▶ [READING PASSAGE]
Davidson Peak
Located about 24 kilometres northwest of Mesquite, Nevada, Davidson Peak is sort of the kid brother to the bigger and flashier Moapa Peak further west.  Dinah Kruze, Bob Spirko and I made plans to scramble up Davidson Peak via its east ridge on 21 October 2015.  A cursory route description for Davidson Peak can be found in Andy Zdon's Desert Summits, but his approach directions may be outdated.  We had no issues with the initial part of the drive in, but after turning onto a rough and undulating power line road, we found it increasingly hard to reconcile Zdon's approach directions with what we were seeing first-hand.  We eventually abandoned the power line road and switched to a much better road that Bob had previously spotted on Google Earth.  This road leads easily to the start of Davidson Peak's east ridge; we would later follow this same road all the way to the highway on our drive out.

Driving Directions:  Exit I-15 at East Mesa Interchange (signed "Truck Parking") which is 10 miles (16 kilometres) east of Exit 100 (Carp/Elgin).  There are two paved roads--one on either side of I-15--which run westward while paralleling the highway.  The south side road eventually goes through an underpass and joins up with the north side road (also known as "Old Spanish Trail Road").  Continue west on the north side road until it turns northward away from the highway.  The pavement ends here.  Ignore all side roads and stay on the well-maintained gravel road for about 12.5 miles (20 kilometres) as it winds its way around a sub-peak with antennas to the start of Davidson Peak's east ridge.  A 2WD vehicle should be okay for this road, but high clearance would be helpful in a few rocky spots.  Just before the road begins to climb steeply up the sub-peak, a rougher side-road branches off to the right.  Park here.

▶ [REQUIRED ACTIONS]
A: List every person named in the Davidson Peak trip report above.
B: Carry on the Davidson Peak trip report from its last sentence, picking up from the parking spot.

▶ [INFORMATION PROVIDED]
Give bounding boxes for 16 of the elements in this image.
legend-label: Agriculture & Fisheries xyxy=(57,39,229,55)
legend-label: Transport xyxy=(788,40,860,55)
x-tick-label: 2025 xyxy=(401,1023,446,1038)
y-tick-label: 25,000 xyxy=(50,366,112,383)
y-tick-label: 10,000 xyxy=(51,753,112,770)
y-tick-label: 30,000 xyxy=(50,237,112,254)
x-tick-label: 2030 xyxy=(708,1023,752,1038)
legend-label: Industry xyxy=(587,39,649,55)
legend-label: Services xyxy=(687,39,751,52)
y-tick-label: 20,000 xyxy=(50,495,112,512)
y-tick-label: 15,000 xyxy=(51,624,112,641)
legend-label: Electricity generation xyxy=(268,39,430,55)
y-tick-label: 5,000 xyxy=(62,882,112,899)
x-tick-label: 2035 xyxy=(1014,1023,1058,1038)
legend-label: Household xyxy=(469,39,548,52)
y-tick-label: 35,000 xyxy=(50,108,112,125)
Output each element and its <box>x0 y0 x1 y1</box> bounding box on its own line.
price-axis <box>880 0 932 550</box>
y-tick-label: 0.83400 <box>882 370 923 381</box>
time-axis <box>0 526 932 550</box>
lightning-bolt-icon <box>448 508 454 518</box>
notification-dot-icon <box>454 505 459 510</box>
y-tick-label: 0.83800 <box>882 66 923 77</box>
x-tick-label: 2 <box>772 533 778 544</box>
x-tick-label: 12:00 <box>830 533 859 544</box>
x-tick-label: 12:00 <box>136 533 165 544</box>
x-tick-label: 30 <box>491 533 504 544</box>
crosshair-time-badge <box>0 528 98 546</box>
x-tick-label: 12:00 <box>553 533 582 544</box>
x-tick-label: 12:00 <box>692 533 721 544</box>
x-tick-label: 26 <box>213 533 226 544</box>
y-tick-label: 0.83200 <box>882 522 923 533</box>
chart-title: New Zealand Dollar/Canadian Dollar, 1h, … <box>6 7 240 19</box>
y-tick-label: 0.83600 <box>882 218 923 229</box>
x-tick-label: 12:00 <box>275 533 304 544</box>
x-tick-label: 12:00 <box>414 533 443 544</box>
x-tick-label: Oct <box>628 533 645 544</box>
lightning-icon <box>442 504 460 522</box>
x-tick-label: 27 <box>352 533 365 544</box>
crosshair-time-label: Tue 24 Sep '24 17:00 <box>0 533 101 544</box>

▶ [RESPONSE LIST]
A: Dinah Kruze, Bob Spirko, Andy Zdon

B:
We followed the side-road briefly before leaving it to make a bee line for the start of the east ridge.  The side-road actually ends up in the same spot albeit via a more circuitous route.  The east ridge is mostly Class 2 hiking although there are a few spots that require some route-finding and hands-on scrambling.  These actually made the ascent more interesting in my opinion, and I delighted in every opportunity to put my hands onto rock.  As we approached the summit, I was captivated by the precipitous drop on the west side of the mountain as well as the spectacular sight of Moapa Peak which looks more impressive from this vantage point than from the highway.  After tagging the summit, we descended partway down the east ridge before stopping for a quick lunch.  We then resumed our descent which was largely uneventful.

Davidson Peak remains a rather obscure mountain if the lack of information on the Internet is any indication.  However, given the easy access, an aesthetically pleasing ascent route, and the minimal effort required, Davidson Peak deserves much more attention from desert peak-baggers.

Be sure to check out Bob's trip report.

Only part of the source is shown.